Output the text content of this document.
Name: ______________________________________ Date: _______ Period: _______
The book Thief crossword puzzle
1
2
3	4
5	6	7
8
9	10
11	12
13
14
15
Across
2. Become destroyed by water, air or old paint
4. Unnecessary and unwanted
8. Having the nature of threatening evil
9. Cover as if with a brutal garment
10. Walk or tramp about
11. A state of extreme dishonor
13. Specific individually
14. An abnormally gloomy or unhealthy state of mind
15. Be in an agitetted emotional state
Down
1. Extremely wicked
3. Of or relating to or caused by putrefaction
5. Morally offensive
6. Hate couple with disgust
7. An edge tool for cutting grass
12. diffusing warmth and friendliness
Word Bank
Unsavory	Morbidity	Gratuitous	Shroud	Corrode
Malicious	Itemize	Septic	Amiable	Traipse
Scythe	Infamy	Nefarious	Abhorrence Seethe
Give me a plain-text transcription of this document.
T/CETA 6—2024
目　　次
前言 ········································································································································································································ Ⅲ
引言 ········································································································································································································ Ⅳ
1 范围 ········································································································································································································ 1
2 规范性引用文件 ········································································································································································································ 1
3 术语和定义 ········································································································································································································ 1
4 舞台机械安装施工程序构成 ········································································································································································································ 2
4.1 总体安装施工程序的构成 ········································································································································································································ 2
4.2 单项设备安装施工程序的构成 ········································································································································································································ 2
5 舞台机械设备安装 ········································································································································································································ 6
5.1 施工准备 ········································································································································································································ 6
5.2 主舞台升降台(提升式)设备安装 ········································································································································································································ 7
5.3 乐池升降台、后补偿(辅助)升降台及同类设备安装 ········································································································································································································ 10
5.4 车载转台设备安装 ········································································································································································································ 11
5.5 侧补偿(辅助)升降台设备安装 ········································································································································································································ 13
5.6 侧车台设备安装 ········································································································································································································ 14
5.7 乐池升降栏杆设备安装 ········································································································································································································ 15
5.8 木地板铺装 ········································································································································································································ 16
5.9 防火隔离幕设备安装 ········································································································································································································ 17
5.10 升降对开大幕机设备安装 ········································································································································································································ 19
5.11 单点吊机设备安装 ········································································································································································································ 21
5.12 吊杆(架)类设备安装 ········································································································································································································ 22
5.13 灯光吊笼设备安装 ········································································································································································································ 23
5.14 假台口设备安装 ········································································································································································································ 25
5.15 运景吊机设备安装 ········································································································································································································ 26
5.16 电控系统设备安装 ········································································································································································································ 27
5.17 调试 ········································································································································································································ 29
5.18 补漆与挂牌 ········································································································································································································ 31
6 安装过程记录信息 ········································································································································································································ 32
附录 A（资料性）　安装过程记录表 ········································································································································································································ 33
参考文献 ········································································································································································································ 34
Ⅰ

================

- [WHAT TO WORK ON]: All entries shown above should be printed again exactly.

- [RESULT]:
Output the text content of this document.
Name: ______________________________________ Date: _______ Period: _______
The book Thief crossword puzzle
1
2
3	4
5	6	7
8
9	10
11	12
13
14
15
Across
2. Become destroyed by water, air or old paint
4. Unnecessary and unwanted
8. Having the nature of threatening evil
9. Cover as if with a brutal garment
10. Walk or tramp about
11. A state of extreme dishonor
13. Specific individually
14. An abnormally gloomy or unhealthy state of mind
15. Be in an agitetted emotional state
Down
1. Extremely wicked
3. Of or relating to or caused by putrefaction
5. Morally offensive
6. Hate couple with disgust
7. An edge tool for cutting grass
12. diffusing warmth and friendliness
Word Bank
Unsavory	Morbidity	Gratuitous	Shroud	Corrode
Malicious	Itemize	Septic	Amiable	Traipse
Scythe	Infamy	Nefarious	Abhorrence Seethe
Give me a plain-text transcription of this document.
T/CETA 6—2024
目　　次
前言 ········································································································································································································ Ⅲ
引言 ········································································································································································································ Ⅳ
1 范围 ········································································································································································································ 1
2 规范性引用文件 ········································································································································································································ 1
3 术语和定义 ········································································································································································································ 1
4 舞台机械安装施工程序构成 ········································································································································································································ 2
4.1 总体安装施工程序的构成 ········································································································································································································ 2
4.2 单项设备安装施工程序的构成 ········································································································································································································ 2
5 舞台机械设备安装 ········································································································································································································ 6
5.1 施工准备 ········································································································································································································ 6
5.2 主舞台升降台(提升式)设备安装 ········································································································································································································ 7
5.3 乐池升降台、后补偿(辅助)升降台及同类设备安装 ········································································································································································································ 10
5.4 车载转台设备安装 ········································································································································································································ 11
5.5 侧补偿(辅助)升降台设备安装 ········································································································································································································ 13
5.6 侧车台设备安装 ········································································································································································································ 14
5.7 乐池升降栏杆设备安装 ········································································································································································································ 15
5.8 木地板铺装 ········································································································································································································ 16
5.9 防火隔离幕设备安装 ········································································································································································································ 17
5.10 升降对开大幕机设备安装 ········································································································································································································ 19
5.11 单点吊机设备安装 ········································································································································································································ 21
5.12 吊杆(架)类设备安装 ········································································································································································································ 22
5.13 灯光吊笼设备安装 ········································································································································································································ 23
5.14 假台口设备安装 ········································································································································································································ 25
5.15 运景吊机设备安装 ········································································································································································································ 26
5.16 电控系统设备安装 ········································································································································································································ 27
5.17 调试 ········································································································································································································ 29
5.18 补漆与挂牌 ········································································································································································································ 31
6 安装过程记录信息 ········································································································································································································ 32
附录 A（资料性）　安装过程记录表 ········································································································································································································ 33
参考文献 ········································································································································································································ 34
Ⅰ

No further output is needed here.